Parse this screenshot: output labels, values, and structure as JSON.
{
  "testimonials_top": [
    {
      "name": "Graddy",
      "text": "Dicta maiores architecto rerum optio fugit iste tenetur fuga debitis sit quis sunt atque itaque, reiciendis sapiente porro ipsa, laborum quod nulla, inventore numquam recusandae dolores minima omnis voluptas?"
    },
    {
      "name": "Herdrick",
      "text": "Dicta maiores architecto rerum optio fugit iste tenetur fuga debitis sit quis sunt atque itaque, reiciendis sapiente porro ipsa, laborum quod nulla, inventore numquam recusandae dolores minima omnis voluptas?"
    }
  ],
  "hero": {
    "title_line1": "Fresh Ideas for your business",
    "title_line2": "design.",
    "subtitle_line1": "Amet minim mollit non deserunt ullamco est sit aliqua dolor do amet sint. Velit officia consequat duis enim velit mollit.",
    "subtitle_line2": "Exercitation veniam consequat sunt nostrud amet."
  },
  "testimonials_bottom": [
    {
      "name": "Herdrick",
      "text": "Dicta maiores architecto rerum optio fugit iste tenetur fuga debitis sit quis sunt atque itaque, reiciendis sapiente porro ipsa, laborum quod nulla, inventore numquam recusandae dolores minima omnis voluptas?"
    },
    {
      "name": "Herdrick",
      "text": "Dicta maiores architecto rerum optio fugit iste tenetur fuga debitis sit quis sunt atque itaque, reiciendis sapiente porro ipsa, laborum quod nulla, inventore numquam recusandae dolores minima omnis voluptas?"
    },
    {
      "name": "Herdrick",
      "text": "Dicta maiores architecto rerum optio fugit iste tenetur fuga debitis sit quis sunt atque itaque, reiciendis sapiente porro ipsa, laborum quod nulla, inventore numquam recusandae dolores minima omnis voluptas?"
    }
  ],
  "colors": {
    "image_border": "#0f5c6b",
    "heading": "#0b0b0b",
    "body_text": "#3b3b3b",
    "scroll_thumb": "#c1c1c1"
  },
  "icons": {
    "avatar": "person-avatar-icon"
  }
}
◇ ◇ ◇ ◇ ◇ ◇ ◇
- _What is being asked_:
Find all lines holding the string "consequat" and copy them.

- _Solution to this task_:
    "subtitle_line1": "Amet minim mollit non deserunt ullamco est sit aliqua dolor do amet sint. Velit officia consequat duis enim velit mollit.",
    "subtitle_line2": "Exercitation veniam consequat sunt nostrud amet."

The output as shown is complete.